Copy every record word for word.

Records excerpted from a collection:
## Start
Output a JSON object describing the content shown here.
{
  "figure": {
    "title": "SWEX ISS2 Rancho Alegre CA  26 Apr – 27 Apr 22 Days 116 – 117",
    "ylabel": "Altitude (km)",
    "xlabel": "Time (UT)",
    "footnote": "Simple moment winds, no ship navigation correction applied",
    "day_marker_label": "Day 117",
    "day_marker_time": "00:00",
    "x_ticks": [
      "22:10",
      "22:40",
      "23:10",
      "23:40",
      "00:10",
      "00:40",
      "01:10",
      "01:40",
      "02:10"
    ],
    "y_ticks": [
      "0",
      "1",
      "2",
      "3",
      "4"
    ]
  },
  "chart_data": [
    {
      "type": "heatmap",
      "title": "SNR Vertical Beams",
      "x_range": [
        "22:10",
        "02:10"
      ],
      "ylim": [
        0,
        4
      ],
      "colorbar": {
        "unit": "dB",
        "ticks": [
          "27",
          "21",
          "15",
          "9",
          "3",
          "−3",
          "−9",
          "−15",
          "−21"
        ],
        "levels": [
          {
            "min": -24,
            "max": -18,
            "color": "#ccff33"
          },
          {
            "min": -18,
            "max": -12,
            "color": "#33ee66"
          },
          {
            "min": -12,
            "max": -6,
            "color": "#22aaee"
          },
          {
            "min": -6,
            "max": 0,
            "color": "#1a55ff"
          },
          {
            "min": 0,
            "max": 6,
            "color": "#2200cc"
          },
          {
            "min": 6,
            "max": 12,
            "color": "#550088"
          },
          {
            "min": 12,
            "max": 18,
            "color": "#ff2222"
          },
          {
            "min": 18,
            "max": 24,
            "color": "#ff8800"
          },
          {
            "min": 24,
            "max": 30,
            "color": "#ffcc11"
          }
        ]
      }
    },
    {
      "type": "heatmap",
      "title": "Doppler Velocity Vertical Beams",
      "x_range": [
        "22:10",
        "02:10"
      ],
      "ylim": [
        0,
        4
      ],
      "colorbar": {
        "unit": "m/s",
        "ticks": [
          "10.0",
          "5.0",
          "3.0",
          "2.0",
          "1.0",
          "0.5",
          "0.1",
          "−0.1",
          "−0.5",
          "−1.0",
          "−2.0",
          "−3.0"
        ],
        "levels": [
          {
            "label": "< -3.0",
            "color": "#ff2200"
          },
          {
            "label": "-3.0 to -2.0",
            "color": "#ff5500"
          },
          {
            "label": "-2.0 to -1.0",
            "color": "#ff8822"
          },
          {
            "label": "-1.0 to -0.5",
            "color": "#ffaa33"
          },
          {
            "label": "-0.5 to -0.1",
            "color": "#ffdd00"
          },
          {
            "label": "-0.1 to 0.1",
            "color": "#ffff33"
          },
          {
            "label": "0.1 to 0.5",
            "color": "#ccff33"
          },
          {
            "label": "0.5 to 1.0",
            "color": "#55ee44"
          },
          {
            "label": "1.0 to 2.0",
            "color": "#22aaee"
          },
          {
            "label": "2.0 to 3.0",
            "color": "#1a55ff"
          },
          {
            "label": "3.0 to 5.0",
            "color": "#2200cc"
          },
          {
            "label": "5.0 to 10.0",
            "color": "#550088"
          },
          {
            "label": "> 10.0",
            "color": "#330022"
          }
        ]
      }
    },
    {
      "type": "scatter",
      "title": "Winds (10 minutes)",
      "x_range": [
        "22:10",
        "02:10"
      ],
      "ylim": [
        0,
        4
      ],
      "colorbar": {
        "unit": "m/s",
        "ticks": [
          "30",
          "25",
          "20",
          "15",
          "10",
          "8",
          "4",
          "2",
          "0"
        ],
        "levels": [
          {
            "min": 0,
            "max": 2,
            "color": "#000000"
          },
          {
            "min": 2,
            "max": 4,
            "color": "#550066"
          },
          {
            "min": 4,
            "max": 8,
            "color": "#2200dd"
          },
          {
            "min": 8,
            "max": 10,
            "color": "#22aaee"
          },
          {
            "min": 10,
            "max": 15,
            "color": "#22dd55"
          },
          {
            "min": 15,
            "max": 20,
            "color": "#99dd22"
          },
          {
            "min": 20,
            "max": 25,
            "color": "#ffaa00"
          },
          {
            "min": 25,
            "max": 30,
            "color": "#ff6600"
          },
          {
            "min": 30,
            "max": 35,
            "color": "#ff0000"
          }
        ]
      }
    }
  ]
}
## End
### TASK RESULT
Output a JSON object describing the content shown here.
{
  "figure": {
    "title": "SWEX ISS2 Rancho Alegre CA  26 Apr – 27 Apr 22 Days 116 – 117",
    "ylabel": "Altitude (km)",
    "xlabel": "Time (UT)",
    "footnote": "Simple moment winds, no ship navigation correction applied",
    "day_marker_label": "Day 117",
    "day_marker_time": "00:00",
    "x_ticks": [
      "22:10",
      "22:40",
      "23:10",
      "23:40",
      "00:10",
      "00:40",
      "01:10",
      "01:40",
      "02:10"
    ],
    "y_ticks": [
      "0",
      "1",
      "2",
      "3",
      "4"
    ]
  },
  "chart_data": [
    {
      "type": "heatmap",
      "title": "SNR Vertical Beams",
      "x_range": [
        "22:10",
        "02:10"
      ],
      "ylim": [
        0,
        4
      ],
      "colorbar": {
        "unit": "dB",
        "ticks": [
          "27",
          "21",
          "15",
          "9",
          "3",
          "−3",
          "−9",
          "−15",
          "−21"
        ],
        "levels": [
          {
            "min": -24,
            "max": -18,
            "color": "#ccff33"
          },
          {
            "min": -18,
            "max": -12,
            "color": "#33ee66"
          },
          {
            "min": -12,
            "max": -6,
            "color": "#22aaee"
          },
          {
            "min": -6,
            "max": 0,
            "color": "#1a55ff"
          },
          {
            "min": 0,
            "max": 6,
            "color": "#2200cc"
          },
          {
            "min": 6,
            "max": 12,
            "color": "#550088"
          },
          {
            "min": 12,
            "max": 18,
            "color": "#ff2222"
          },
          {
            "min": 18,
            "max": 24,
            "color": "#ff8800"
          },
          {
            "min": 24,
            "max": 30,
            "color": "#ffcc11"
          }
        ]
      }
    },
    {
      "type": "heatmap",
      "title": "Doppler Velocity Vertical Beams",
      "x_range": [
        "22:10",
        "02:10"
      ],
      "ylim": [
        0,
        4
      ],
      "colorbar": {
        "unit": "m/s",
        "ticks": [
          "10.0",
          "5.0",
          "3.0",
          "2.0",
          "1.0",
          "0.5",
          "0.1",
          "−0.1",
          "−0.5",
          "−1.0",
          "−2.0",
          "−3.0"
        ],
        "levels": [
          {
            "label": "< -3.0",
            "color": "#ff2200"
          },
          {
            "label": "-3.0 to -2.0",
            "color": "#ff5500"
          },
          {
            "label": "-2.0 to -1.0",
            "color": "#ff8822"
          },
          {
            "label": "-1.0 to -0.5",
            "color": "#ffaa33"
          },
          {
            "label": "-0.5 to -0.1",
            "color": "#ffdd00"
          },
          {
            "label": "-0.1 to 0.1",
            "color": "#ffff33"
          },
          {
            "label": "0.1 to 0.5",
            "color": "#ccff33"
          },
          {
            "label": "0.5 to 1.0",
            "color": "#55ee44"
          },
          {
            "label": "1.0 to 2.0",
            "color": "#22aaee"
          },
          {
            "label": "2.0 to 3.0",
            "color": "#1a55ff"
          },
          {
            "label": "3.0 to 5.0",
            "color": "#2200cc"
          },
          {
            "label": "5.0 to 10.0",
            "color": "#550088"
          },
          {
            "label": "> 10.0",
            "color": "#330022"
          }
        ]
      }
    },
    {
      "type": "scatter",
      "title": "Winds (10 minutes)",
      "x_range": [
        "22:10",
        "02:10"
      ],
      "ylim": [
        0,
        4
      ],
      "colorbar": {
        "unit": "m/s",
        "ticks": [
          "30",
          "25",
          "20",
          "15",
          "10",
          "8",
          "4",
          "2",
          "0"
        ],
        "levels": [
          {
            "min": 0,
            "max": 2,
            "color": "#000000"
          },
          {
            "min": 2,
            "max": 4,
            "color": "#550066"
          },
          {
            "min": 4,
            "max": 8,
            "color": "#2200dd"
          },
          {
            "min": 8,
            "max": 10,
            "color": "#22aaee"
          },
          {
            "min": 10,
            "max": 15,
            "color": "#22dd55"
          },
          {
            "min": 15,
            "max": 20,
            "color": "#99dd22"
          },
          {
            "min": 20,
            "max": 25,
            "color": "#ffaa00"
          },
          {
            "min": 25,
            "max": 30,
            "color": "#ff6600"
          },
          {
            "min": 30,
            "max": 35,
            "color": "#ff0000"
          }
        ]
      }
    }
  ]
}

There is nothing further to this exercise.